── EXERCISE INPUTS ──

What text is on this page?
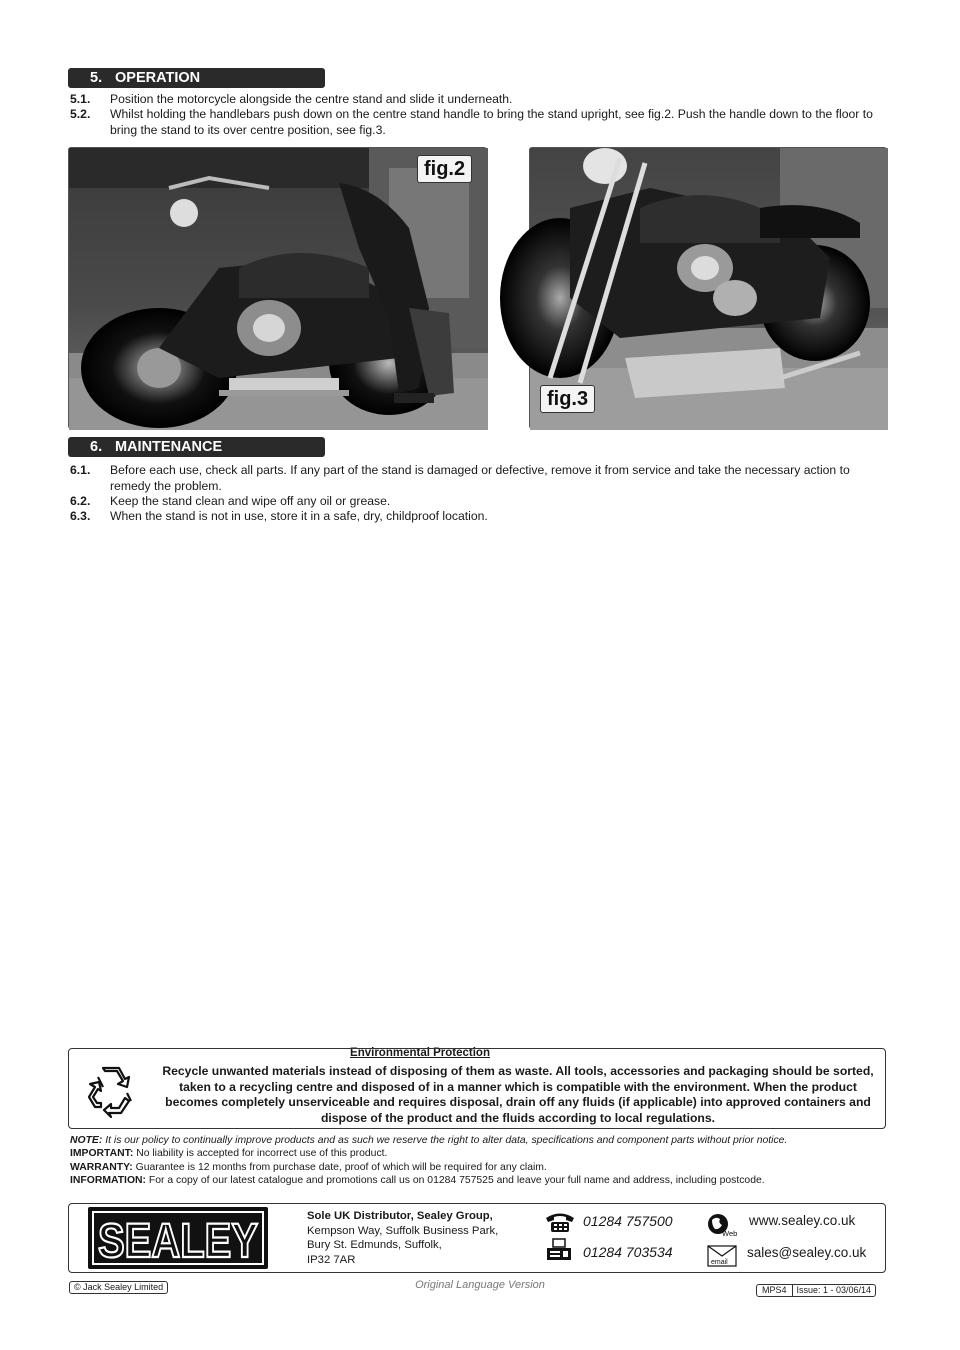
5. OPERATION
5.1. Position the motorcycle alongside the centre stand and slide it underneath.
5.2. Whilst holding the handlebars push down on the centre stand handle to bring the stand upright, see fig.2. Push the handle down to the floor to bring the stand to its over centre position, see fig.3.
fig.2
fig.3
6. MAINTENANCE
6.1. Before each use, check all parts. If any part of the stand is damaged or defective, remove it from service and take the necessary action to remedy the problem.
6.2. Keep the stand clean and wipe off any oil or grease.
6.3. When the stand is not in use, store it in a safe, dry, childproof location.
Environmental Protection
Recycle unwanted materials instead of disposing of them as waste. All tools, accessories and packaging should be sorted, taken to a recycling centre and disposed of in a manner which is compatible with the environment. When the product becomes completely unserviceable and requires disposal, drain off any fluids (if applicable) into approved containers and dispose of the product and the fluids according to local regulations.
NOTE: It is our policy to continually improve products and as such we reserve the right to alter data, specifications and component parts without prior notice.
IMPORTANT: No liability is accepted for incorrect use of this product.
WARRANTY: Guarantee is 12 months from purchase date, proof of which will be required for any claim.
INFORMATION: For a copy of our latest catalogue and promotions call us on 01284 757525 and leave your full name and address, including postcode.
SEALEY	Sole UK Distributor, Sealey Group,
Kempson Way, Suffolk Business Park,
Bury St. Edmunds, Suffolk,
IP32 7AR
01284 757500
01284 703534
Web
www.sealey.co.uk
email
sales@sealey.co.uk
© Jack Sealey Limited	Original Language Version	MPS4 Issue: 1 - 03/06/14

───

= TASK DIRECTIONS =
Using the records given above, list every line that includes the word "When".

= SOLUTION TO THIS EXERCISE =
6.3. When the stand is not in use, store it in a safe, dry, childproof location.
Recycle unwanted materials instead of disposing of them as waste. All tools, accessories and packaging should be sorted, taken to a recycling centre and disposed of in a manner which is compatible with the environment. When the product becomes completely unserviceable and requires disposal, drain off any fluids (if applicable) into approved containers and dispose of the product and the fluids according to local regulations.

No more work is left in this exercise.